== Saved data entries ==
★ ★ ★

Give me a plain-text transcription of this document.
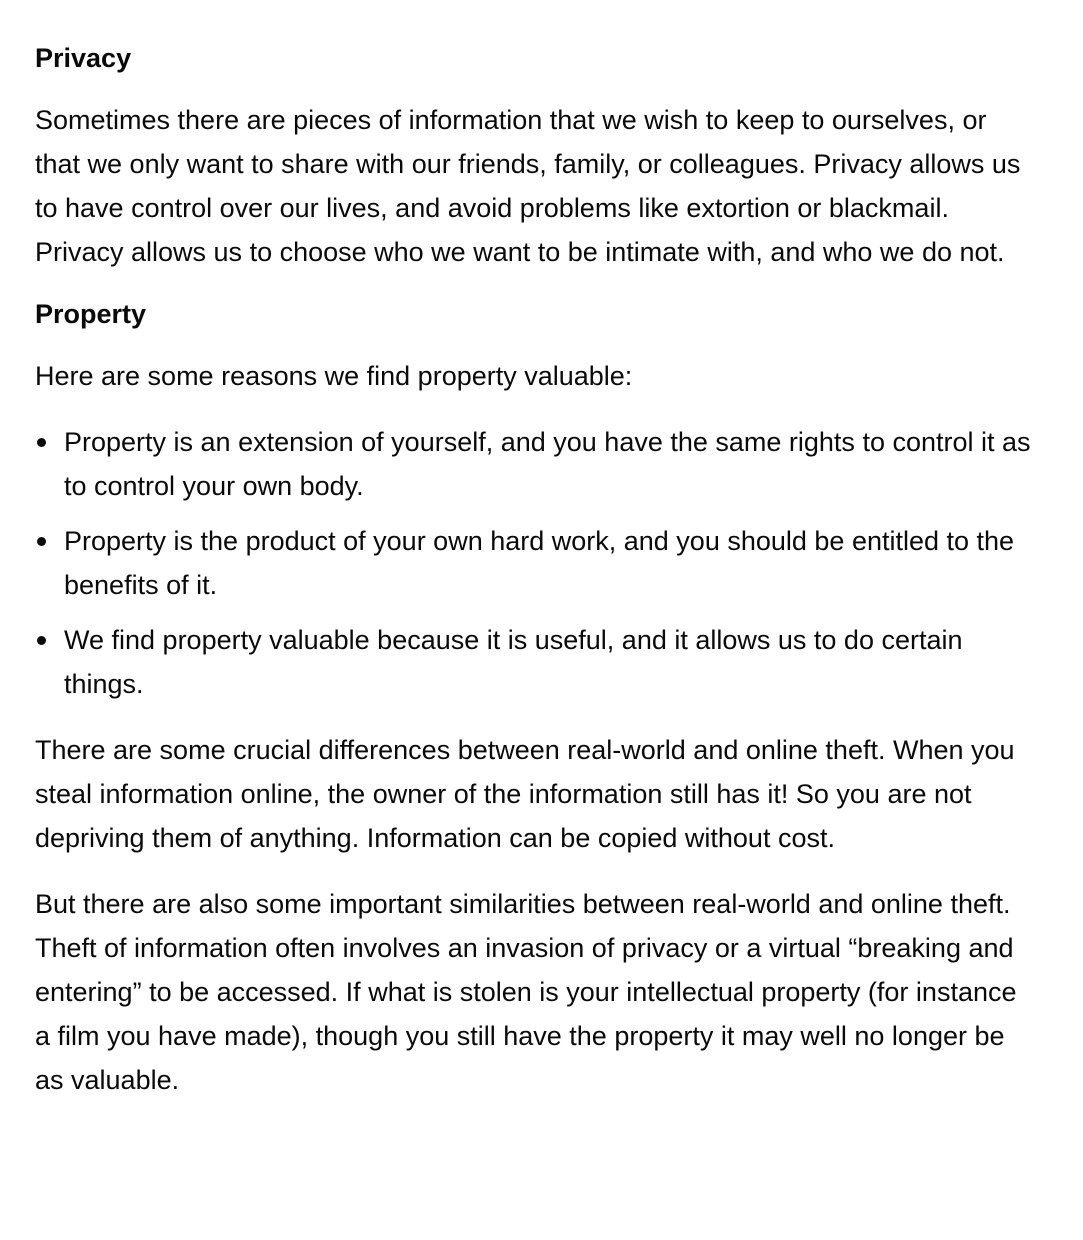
Privacy

Sometimes there are pieces of information that we wish to keep to ourselves, or that we only want to share with our friends, family, or colleagues. Privacy allows us to have control over our lives, and avoid problems like extortion or blackmail. Privacy allows us to choose who we want to be intimate with, and who we do not.

Property

Here are some reasons we find property valuable:

Property is an extension of yourself, and you have the same rights to control it as to control your own body.
Property is the product of your own hard work, and you should be entitled to the benefits of it.
We find property valuable because it is useful, and it allows us to do certain things.

There are some crucial differences between real-world and online theft. When you steal information online, the owner of the information still has it! So you are not depriving them of anything. Information can be copied without cost.

But there are also some important similarities between real-world and online theft. Theft of information often involves an invasion of privacy or a virtual “breaking and entering” to be accessed. If what is stolen is your intellectual property (for instance a film you have made), though you still have the property it may well no longer be as valuable.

★ ★ ★

== Goal ==
Out of the records, collect only those lines that contain the string "find".

== The reply ==
Here are some reasons we find property valuable:
We find property valuable because it is useful, and it allows us to do certain things.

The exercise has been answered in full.